* [Task to carry out] Exactly repeat the material, dropping every picture from the copy.

* [Records supplied]
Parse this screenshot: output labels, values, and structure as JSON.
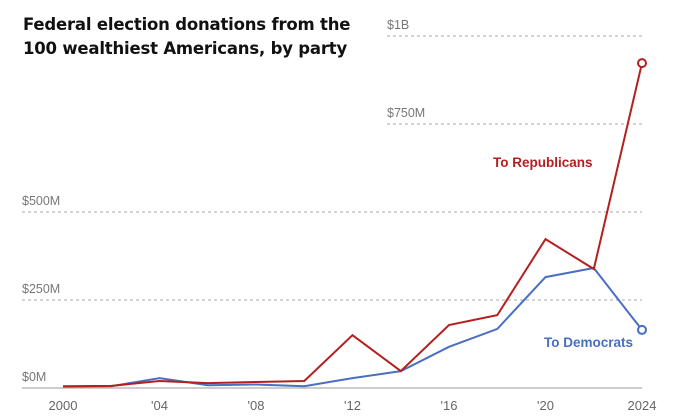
{
  "chart_data": {
    "type": "line",
    "title": "Federal election donations from the 100 wealthiest Americans, by party",
    "xlabel": "",
    "ylabel": "",
    "x": [
      2000,
      2002,
      2004,
      2006,
      2008,
      2010,
      2012,
      2014,
      2016,
      2018,
      2020,
      2022,
      2024
    ],
    "xlim": [
      2000,
      2024
    ],
    "ylim": [
      0,
      1000
    ],
    "y_unit": "millions of dollars",
    "x_ticks": [
      {
        "value": 2000,
        "label": "2000"
      },
      {
        "value": 2004,
        "label": "'04"
      },
      {
        "value": 2008,
        "label": "'08"
      },
      {
        "value": 2012,
        "label": "'12"
      },
      {
        "value": 2016,
        "label": "'16"
      },
      {
        "value": 2020,
        "label": "'20"
      },
      {
        "value": 2024,
        "label": "2024"
      }
    ],
    "y_ticks": [
      {
        "value": 0,
        "label": "$0M"
      },
      {
        "value": 250,
        "label": "$250M"
      },
      {
        "value": 500,
        "label": "$500M"
      },
      {
        "value": 750,
        "label": "$750M"
      },
      {
        "value": 1000,
        "label": "$1B"
      }
    ],
    "grid": true,
    "series": [
      {
        "name": "To Republicans",
        "color": "#b3201f",
        "values": [
          5,
          6,
          20,
          14,
          17,
          20,
          150,
          48,
          179,
          207,
          423,
          338,
          923
        ]
      },
      {
        "name": "To Democrats",
        "color": "#4a6fc0",
        "values": [
          4,
          5,
          28,
          8,
          10,
          5,
          28,
          48,
          117,
          168,
          315,
          341,
          165
        ]
      }
    ],
    "annotations": [
      {
        "text": "To Republicans",
        "series": 0,
        "placement": "left of 2024 rise"
      },
      {
        "text": "To Democrats",
        "series": 1,
        "placement": "below 2024 endpoint"
      }
    ]
  }
}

* [Written reply]
Parse this screenshot: output labels, values, and structure as JSON.
{
  "chart_data": {
    "type": "line",
    "title": "Federal election donations from the 100 wealthiest Americans, by party",
    "xlabel": "",
    "ylabel": "",
    "x": [
      2000,
      2002,
      2004,
      2006,
      2008,
      2010,
      2012,
      2014,
      2016,
      2018,
      2020,
      2022,
      2024
    ],
    "xlim": [
      2000,
      2024
    ],
    "ylim": [
      0,
      1000
    ],
    "y_unit": "millions of dollars",
    "x_ticks": [
      {
        "value": 2000,
        "label": "2000"
      },
      {
        "value": 2004,
        "label": "'04"
      },
      {
        "value": 2008,
        "label": "'08"
      },
      {
        "value": 2012,
        "label": "'12"
      },
      {
        "value": 2016,
        "label": "'16"
      },
      {
        "value": 2020,
        "label": "'20"
      },
      {
        "value": 2024,
        "label": "2024"
      }
    ],
    "y_ticks": [
      {
        "value": 0,
        "label": "$0M"
      },
      {
        "value": 250,
        "label": "$250M"
      },
      {
        "value": 500,
        "label": "$500M"
      },
      {
        "value": 750,
        "label": "$750M"
      },
      {
        "value": 1000,
        "label": "$1B"
      }
    ],
    "grid": true,
    "series": [
      {
        "name": "To Republicans",
        "color": "#b3201f",
        "values": [
          5,
          6,
          20,
          14,
          17,
          20,
          150,
          48,
          179,
          207,
          423,
          338,
          923
        ]
      },
      {
        "name": "To Democrats",
        "color": "#4a6fc0",
        "values": [
          4,
          5,
          28,
          8,
          10,
          5,
          28,
          48,
          117,
          168,
          315,
          341,
          165
        ]
      }
    ],
    "annotations": [
      {
        "text": "To Republicans",
        "series": 0,
        "placement": "left of 2024 rise"
      },
      {
        "text": "To Democrats",
        "series": 1,
        "placement": "below 2024 endpoint"
      }
    ]
  }
}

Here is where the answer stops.